WHAT TO PRODUCE:
Each line below should be reproduced without any alteration.

GIVEN DATA:
──────────────────────────────
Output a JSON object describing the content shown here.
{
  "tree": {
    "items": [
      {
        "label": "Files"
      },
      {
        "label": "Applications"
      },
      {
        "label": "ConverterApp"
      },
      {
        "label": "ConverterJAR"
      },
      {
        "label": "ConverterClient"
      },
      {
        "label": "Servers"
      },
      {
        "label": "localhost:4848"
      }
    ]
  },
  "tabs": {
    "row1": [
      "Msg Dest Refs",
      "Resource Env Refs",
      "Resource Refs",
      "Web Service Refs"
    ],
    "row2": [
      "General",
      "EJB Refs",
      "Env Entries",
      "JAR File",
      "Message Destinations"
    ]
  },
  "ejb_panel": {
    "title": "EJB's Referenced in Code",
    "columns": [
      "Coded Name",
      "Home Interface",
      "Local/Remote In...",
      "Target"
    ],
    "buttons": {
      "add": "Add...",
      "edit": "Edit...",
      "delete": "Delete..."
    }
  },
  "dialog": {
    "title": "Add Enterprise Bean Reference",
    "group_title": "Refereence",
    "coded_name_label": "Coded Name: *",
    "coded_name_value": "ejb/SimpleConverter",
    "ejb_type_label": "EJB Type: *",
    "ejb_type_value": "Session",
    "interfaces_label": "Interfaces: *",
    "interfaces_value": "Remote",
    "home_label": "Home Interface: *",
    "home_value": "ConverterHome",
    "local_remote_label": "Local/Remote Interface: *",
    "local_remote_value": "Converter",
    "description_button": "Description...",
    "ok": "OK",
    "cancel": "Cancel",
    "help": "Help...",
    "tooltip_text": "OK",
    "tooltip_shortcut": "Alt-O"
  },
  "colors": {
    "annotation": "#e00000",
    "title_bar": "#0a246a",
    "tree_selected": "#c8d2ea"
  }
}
──────────────────────────────
WRITTEN RESPONSE:
Output a JSON object describing the content shown here.
{
  "tree": {
    "items": [
      {
        "label": "Files"
      },
      {
        "label": "Applications"
      },
      {
        "label": "ConverterApp"
      },
      {
        "label": "ConverterJAR"
      },
      {
        "label": "ConverterClient"
      },
      {
        "label": "Servers"
      },
      {
        "label": "localhost:4848"
      }
    ]
  },
  "tabs": {
    "row1": [
      "Msg Dest Refs",
      "Resource Env Refs",
      "Resource Refs",
      "Web Service Refs"
    ],
    "row2": [
      "General",
      "EJB Refs",
      "Env Entries",
      "JAR File",
      "Message Destinations"
    ]
  },
  "ejb_panel": {
    "title": "EJB's Referenced in Code",
    "columns": [
      "Coded Name",
      "Home Interface",
      "Local/Remote In...",
      "Target"
    ],
    "buttons": {
      "add": "Add...",
      "edit": "Edit...",
      "delete": "Delete..."
    }
  },
  "dialog": {
    "title": "Add Enterprise Bean Reference",
    "group_title": "Refereence",
    "coded_name_label": "Coded Name: *",
    "coded_name_value": "ejb/SimpleConverter",
    "ejb_type_label": "EJB Type: *",
    "ejb_type_value": "Session",
    "interfaces_label": "Interfaces: *",
    "interfaces_value": "Remote",
    "home_label": "Home Interface: *",
    "home_value": "ConverterHome",
    "local_remote_label": "Local/Remote Interface: *",
    "local_remote_value": "Converter",
    "description_button": "Description...",
    "ok": "OK",
    "cancel": "Cancel",
    "help": "Help...",
    "tooltip_text": "OK",
    "tooltip_shortcut": "Alt-O"
  },
  "colors": {
    "annotation": "#e00000",
    "title_bar": "#0a246a",
    "tree_selected": "#c8d2ea"
  }
}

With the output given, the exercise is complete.